━━━ Material for this task

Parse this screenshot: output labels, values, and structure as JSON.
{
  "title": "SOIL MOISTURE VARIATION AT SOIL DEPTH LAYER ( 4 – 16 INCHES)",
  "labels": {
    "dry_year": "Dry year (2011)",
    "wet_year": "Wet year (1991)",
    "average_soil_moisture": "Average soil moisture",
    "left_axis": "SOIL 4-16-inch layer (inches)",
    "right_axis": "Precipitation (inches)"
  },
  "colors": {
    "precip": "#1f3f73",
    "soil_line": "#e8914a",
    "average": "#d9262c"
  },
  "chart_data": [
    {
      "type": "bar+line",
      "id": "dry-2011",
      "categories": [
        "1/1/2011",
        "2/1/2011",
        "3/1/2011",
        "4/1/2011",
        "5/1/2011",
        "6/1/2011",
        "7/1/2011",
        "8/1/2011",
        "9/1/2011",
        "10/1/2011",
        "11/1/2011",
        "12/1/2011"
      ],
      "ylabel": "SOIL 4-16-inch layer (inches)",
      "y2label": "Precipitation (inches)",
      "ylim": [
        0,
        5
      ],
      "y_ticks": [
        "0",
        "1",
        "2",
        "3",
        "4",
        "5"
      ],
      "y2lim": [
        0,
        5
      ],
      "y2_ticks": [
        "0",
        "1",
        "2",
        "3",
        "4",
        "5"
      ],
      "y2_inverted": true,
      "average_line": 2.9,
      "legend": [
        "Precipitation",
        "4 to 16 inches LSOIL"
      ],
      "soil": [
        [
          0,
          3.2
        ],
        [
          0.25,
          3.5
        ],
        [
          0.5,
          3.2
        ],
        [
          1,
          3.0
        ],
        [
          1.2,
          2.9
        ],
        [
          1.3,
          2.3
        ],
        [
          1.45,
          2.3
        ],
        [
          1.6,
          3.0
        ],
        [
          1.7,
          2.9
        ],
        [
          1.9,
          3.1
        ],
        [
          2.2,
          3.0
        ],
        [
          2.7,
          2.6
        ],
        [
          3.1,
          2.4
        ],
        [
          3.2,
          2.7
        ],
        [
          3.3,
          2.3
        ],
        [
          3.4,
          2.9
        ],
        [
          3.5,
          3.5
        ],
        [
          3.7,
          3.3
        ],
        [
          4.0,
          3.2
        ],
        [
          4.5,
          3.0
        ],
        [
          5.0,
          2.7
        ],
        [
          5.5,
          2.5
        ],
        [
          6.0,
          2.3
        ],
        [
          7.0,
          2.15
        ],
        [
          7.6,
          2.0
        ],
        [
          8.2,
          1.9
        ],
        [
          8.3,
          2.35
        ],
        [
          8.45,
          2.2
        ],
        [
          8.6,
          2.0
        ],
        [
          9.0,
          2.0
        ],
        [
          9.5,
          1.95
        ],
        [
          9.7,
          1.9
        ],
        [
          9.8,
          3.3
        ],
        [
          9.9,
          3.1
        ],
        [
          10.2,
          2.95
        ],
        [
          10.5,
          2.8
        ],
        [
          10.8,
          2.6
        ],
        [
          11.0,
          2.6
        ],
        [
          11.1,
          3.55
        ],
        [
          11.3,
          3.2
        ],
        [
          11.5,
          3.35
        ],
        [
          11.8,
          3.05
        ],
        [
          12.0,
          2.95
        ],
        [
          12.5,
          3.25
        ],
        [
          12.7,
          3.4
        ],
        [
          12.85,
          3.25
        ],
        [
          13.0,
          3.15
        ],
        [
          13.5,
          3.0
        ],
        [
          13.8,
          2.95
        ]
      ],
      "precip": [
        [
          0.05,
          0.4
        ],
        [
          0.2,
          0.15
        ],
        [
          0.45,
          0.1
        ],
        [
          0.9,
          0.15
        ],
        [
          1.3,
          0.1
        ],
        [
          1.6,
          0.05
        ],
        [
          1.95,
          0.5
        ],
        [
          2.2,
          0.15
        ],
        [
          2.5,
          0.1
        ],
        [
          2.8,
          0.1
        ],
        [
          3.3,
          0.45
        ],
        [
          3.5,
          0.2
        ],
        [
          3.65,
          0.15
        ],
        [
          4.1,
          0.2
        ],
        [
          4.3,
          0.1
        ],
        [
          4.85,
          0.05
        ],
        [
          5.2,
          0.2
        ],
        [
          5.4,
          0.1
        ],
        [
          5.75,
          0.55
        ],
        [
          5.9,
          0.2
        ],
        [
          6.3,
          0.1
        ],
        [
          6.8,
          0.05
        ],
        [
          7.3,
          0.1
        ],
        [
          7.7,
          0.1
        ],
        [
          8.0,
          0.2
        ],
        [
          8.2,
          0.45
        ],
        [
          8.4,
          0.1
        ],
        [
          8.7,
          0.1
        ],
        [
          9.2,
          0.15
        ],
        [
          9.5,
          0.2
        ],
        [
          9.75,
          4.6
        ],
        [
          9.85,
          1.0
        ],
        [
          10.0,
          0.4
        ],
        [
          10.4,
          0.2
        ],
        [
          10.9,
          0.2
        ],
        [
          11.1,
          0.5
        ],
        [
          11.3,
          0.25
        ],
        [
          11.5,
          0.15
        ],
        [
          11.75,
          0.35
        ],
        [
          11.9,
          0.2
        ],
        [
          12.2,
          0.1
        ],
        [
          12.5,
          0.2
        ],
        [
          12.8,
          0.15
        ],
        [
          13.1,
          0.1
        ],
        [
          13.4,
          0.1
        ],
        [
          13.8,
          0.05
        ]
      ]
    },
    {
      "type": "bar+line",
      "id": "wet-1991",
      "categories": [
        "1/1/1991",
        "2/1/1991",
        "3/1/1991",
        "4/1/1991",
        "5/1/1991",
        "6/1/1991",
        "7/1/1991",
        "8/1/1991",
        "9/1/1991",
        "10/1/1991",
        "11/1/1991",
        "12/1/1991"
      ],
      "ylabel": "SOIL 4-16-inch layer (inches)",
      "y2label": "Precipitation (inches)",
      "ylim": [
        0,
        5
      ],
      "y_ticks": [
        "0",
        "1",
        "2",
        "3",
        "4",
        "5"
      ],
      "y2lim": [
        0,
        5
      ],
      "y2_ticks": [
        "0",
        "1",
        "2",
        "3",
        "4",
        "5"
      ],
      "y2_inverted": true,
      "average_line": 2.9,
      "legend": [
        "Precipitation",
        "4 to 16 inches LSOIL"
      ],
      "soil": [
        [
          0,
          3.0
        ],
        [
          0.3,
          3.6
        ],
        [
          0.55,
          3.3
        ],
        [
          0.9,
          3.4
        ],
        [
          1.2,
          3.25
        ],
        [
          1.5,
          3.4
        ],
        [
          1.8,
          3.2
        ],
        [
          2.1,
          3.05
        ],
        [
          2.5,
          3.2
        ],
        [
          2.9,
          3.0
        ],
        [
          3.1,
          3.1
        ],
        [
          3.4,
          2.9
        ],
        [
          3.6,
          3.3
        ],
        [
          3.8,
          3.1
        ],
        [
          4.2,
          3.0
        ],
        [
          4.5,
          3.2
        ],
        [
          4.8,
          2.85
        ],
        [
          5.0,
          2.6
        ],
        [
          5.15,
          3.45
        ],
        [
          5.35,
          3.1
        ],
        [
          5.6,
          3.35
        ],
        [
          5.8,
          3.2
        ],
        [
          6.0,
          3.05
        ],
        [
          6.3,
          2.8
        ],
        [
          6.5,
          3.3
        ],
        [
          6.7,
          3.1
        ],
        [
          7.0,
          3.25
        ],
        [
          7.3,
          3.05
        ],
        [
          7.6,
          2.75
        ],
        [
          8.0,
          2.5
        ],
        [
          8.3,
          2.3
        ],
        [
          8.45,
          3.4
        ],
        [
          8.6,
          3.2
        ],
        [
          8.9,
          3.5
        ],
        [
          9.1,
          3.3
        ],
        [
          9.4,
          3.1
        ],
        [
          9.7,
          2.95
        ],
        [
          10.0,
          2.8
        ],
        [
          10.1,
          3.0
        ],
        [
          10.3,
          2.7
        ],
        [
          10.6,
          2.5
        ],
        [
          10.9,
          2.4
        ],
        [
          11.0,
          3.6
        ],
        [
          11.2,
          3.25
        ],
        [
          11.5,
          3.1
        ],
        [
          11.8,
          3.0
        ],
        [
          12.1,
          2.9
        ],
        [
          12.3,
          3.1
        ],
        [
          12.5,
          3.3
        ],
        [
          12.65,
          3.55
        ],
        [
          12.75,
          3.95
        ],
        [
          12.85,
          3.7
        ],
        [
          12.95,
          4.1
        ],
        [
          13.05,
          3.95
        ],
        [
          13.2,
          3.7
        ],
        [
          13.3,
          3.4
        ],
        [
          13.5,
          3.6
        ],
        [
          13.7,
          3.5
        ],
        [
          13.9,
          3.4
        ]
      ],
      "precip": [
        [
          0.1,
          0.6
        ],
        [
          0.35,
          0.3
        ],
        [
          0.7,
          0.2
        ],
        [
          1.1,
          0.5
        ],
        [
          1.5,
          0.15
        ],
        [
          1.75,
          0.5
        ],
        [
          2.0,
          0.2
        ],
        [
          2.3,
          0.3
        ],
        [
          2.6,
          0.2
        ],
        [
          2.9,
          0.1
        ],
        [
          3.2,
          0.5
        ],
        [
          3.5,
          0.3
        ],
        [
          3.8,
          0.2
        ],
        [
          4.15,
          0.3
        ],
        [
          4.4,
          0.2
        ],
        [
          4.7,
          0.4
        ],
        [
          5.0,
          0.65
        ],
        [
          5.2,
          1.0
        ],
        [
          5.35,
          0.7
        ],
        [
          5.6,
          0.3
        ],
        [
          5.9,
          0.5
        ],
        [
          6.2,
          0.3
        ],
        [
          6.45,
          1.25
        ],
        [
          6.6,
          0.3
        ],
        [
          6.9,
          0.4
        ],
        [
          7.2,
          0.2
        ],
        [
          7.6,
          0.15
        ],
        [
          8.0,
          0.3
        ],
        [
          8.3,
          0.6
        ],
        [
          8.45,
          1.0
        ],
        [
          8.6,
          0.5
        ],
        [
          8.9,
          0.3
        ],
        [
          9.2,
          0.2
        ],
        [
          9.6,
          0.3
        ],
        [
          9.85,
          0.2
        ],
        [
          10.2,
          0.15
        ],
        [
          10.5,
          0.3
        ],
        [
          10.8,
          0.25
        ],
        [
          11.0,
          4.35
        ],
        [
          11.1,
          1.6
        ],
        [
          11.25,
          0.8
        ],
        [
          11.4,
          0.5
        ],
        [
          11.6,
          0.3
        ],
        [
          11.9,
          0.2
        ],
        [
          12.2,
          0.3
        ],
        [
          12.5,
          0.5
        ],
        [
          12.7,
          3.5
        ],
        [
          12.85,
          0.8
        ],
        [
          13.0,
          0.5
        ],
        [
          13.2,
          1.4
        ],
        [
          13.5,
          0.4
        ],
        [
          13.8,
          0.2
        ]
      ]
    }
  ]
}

━━━━━━

Task directions: Show the lines of the records that contain the word "year".

Response below:
    "dry_year": "Dry year (2011)",
    "wet_year": "Wet year (1991)",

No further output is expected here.